Instructions for the task
Repeat the records below exactly.

** Begin Task data **

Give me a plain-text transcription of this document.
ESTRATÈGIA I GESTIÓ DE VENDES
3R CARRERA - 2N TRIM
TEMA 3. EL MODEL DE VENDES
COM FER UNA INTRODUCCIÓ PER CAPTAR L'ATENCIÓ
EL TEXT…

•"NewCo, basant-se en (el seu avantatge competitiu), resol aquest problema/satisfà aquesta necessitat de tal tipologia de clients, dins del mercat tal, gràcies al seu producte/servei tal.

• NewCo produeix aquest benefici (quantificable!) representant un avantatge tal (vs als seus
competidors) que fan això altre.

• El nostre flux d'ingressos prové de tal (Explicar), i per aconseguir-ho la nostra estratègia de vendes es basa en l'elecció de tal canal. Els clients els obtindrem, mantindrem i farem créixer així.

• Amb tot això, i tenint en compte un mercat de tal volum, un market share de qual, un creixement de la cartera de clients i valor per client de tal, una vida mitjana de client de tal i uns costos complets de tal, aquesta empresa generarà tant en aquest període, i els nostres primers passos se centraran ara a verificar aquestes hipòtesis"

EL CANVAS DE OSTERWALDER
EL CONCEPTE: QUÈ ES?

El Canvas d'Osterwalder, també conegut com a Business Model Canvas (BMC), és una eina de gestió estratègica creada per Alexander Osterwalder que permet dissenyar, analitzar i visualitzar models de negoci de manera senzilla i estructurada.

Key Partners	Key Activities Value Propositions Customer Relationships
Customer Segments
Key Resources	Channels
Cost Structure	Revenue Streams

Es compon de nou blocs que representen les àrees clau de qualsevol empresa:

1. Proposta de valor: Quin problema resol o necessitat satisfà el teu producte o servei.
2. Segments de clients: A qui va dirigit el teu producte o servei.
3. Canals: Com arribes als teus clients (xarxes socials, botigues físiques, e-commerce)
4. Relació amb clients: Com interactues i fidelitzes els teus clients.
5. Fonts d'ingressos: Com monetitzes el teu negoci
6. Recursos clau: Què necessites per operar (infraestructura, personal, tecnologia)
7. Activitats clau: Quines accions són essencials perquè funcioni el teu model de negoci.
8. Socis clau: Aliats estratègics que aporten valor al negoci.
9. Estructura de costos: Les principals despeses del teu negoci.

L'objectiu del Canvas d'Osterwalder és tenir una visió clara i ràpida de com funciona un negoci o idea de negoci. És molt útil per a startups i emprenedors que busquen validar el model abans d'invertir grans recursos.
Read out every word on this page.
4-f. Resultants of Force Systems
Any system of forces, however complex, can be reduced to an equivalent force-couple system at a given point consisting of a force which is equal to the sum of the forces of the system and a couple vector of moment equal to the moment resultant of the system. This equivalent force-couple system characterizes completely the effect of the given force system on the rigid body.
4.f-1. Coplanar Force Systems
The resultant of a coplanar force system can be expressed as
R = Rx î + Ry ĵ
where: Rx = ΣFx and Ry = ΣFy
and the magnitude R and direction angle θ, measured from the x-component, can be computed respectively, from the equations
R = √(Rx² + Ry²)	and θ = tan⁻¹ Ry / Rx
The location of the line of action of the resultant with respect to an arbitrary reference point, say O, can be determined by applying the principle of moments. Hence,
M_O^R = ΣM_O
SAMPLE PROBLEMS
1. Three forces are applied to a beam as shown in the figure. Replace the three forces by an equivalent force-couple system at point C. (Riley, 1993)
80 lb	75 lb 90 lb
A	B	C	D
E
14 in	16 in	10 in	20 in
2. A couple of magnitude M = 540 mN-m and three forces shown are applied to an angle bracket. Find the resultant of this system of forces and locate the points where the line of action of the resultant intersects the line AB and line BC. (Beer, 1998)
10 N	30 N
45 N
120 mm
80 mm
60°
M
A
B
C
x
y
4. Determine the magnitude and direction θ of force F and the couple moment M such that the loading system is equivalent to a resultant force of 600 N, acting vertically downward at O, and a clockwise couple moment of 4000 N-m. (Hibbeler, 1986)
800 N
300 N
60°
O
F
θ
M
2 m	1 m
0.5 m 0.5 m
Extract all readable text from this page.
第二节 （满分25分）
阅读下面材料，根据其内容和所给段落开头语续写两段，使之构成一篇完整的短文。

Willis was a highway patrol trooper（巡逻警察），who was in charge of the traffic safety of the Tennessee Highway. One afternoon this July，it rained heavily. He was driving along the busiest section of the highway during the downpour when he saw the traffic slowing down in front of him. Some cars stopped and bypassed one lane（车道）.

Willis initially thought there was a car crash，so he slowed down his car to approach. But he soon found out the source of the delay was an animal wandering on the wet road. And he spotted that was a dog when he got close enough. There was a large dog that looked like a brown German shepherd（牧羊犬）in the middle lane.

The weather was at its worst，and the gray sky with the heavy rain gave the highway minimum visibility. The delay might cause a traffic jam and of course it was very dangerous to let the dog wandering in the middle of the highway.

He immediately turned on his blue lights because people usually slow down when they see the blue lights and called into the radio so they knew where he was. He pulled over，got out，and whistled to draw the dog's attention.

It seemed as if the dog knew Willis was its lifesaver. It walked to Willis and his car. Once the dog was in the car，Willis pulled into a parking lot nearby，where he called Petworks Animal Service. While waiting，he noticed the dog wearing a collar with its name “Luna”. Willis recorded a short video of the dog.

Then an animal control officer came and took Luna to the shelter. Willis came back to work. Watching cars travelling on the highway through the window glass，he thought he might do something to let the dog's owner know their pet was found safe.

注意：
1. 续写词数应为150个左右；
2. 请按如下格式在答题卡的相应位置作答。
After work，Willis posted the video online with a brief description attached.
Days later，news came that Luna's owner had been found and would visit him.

** End Task data **

Solution to this exercise
Give me a plain-text transcription of this document.
ESTRATÈGIA I GESTIÓ DE VENDES
3R CARRERA - 2N TRIM
TEMA 3. EL MODEL DE VENDES
COM FER UNA INTRODUCCIÓ PER CAPTAR L'ATENCIÓ
EL TEXT…

•"NewCo, basant-se en (el seu avantatge competitiu), resol aquest problema/satisfà aquesta necessitat de tal tipologia de clients, dins del mercat tal, gràcies al seu producte/servei tal.

• NewCo produeix aquest benefici (quantificable!) representant un avantatge tal (vs als seus
competidors) que fan això altre.

• El nostre flux d'ingressos prové de tal (Explicar), i per aconseguir-ho la nostra estratègia de vendes es basa en l'elecció de tal canal. Els clients els obtindrem, mantindrem i farem créixer així.

• Amb tot això, i tenint en compte un mercat de tal volum, un market share de qual, un creixement de la cartera de clients i valor per client de tal, una vida mitjana de client de tal i uns costos complets de tal, aquesta empresa generarà tant en aquest període, i els nostres primers passos se centraran ara a verificar aquestes hipòtesis"

EL CANVAS DE OSTERWALDER
EL CONCEPTE: QUÈ ES?

El Canvas d'Osterwalder, també conegut com a Business Model Canvas (BMC), és una eina de gestió estratègica creada per Alexander Osterwalder que permet dissenyar, analitzar i visualitzar models de negoci de manera senzilla i estructurada.

Key Partners	Key Activities Value Propositions Customer Relationships
Customer Segments
Key Resources	Channels
Cost Structure	Revenue Streams

Es compon de nou blocs que representen les àrees clau de qualsevol empresa:

1. Proposta de valor: Quin problema resol o necessitat satisfà el teu producte o servei.
2. Segments de clients: A qui va dirigit el teu producte o servei.
3. Canals: Com arribes als teus clients (xarxes socials, botigues físiques, e-commerce)
4. Relació amb clients: Com interactues i fidelitzes els teus clients.
5. Fonts d'ingressos: Com monetitzes el teu negoci
6. Recursos clau: Què necessites per operar (infraestructura, personal, tecnologia)
7. Activitats clau: Quines accions són essencials perquè funcioni el teu model de negoci.
8. Socis clau: Aliats estratègics que aporten valor al negoci.
9. Estructura de costos: Les principals despeses del teu negoci.

L'objectiu del Canvas d'Osterwalder és tenir una visió clara i ràpida de com funciona un negoci o idea de negoci. És molt útil per a startups i emprenedors que busquen validar el model abans d'invertir grans recursos.
Read out every word on this page.
4-f. Resultants of Force Systems
Any system of forces, however complex, can be reduced to an equivalent force-couple system at a given point consisting of a force which is equal to the sum of the forces of the system and a couple vector of moment equal to the moment resultant of the system. This equivalent force-couple system characterizes completely the effect of the given force system on the rigid body.
4.f-1. Coplanar Force Systems
The resultant of a coplanar force system can be expressed as
R = Rx î + Ry ĵ
where: Rx = ΣFx and Ry = ΣFy
and the magnitude R and direction angle θ, measured from the x-component, can be computed respectively, from the equations
R = √(Rx² + Ry²)	and θ = tan⁻¹ Ry / Rx
The location of the line of action of the resultant with respect to an arbitrary reference point, say O, can be determined by applying the principle of moments. Hence,
M_O^R = ΣM_O
SAMPLE PROBLEMS
1. Three forces are applied to a beam as shown in the figure. Replace the three forces by an equivalent force-couple system at point C. (Riley, 1993)
80 lb	75 lb 90 lb
A	B	C	D
E
14 in	16 in	10 in	20 in
2. A couple of magnitude M = 540 mN-m and three forces shown are applied to an angle bracket. Find the resultant of this system of forces and locate the points where the line of action of the resultant intersects the line AB and line BC. (Beer, 1998)
10 N	30 N
45 N
120 mm
80 mm
60°
M
A
B
C
x
y
4. Determine the magnitude and direction θ of force F and the couple moment M such that the loading system is equivalent to a resultant force of 600 N, acting vertically downward at O, and a clockwise couple moment of 4000 N-m. (Hibbeler, 1986)
800 N
300 N
60°
O
F
θ
M
2 m	1 m
0.5 m 0.5 m
Extract all readable text from this page.
第二节 （满分25分）
阅读下面材料，根据其内容和所给段落开头语续写两段，使之构成一篇完整的短文。

Willis was a highway patrol trooper（巡逻警察），who was in charge of the traffic safety of the Tennessee Highway. One afternoon this July，it rained heavily. He was driving along the busiest section of the highway during the downpour when he saw the traffic slowing down in front of him. Some cars stopped and bypassed one lane（车道）.

Willis initially thought there was a car crash，so he slowed down his car to approach. But he soon found out the source of the delay was an animal wandering on the wet road. And he spotted that was a dog when he got close enough. There was a large dog that looked like a brown German shepherd（牧羊犬）in the middle lane.

The weather was at its worst，and the gray sky with the heavy rain gave the highway minimum visibility. The delay might cause a traffic jam and of course it was very dangerous to let the dog wandering in the middle of the highway.

He immediately turned on his blue lights because people usually slow down when they see the blue lights and called into the radio so they knew where he was. He pulled over，got out，and whistled to draw the dog's attention.

It seemed as if the dog knew Willis was its lifesaver. It walked to Willis and his car. Once the dog was in the car，Willis pulled into a parking lot nearby，where he called Petworks Animal Service. While waiting，he noticed the dog wearing a collar with its name “Luna”. Willis recorded a short video of the dog.

Then an animal control officer came and took Luna to the shelter. Willis came back to work. Watching cars travelling on the highway through the window glass，he thought he might do something to let the dog's owner know their pet was found safe.

注意：
1. 续写词数应为150个左右；
2. 请按如下格式在答题卡的相应位置作答。
After work，Willis posted the video online with a brief description attached.
Days later，news came that Luna's owner had been found and would visit him.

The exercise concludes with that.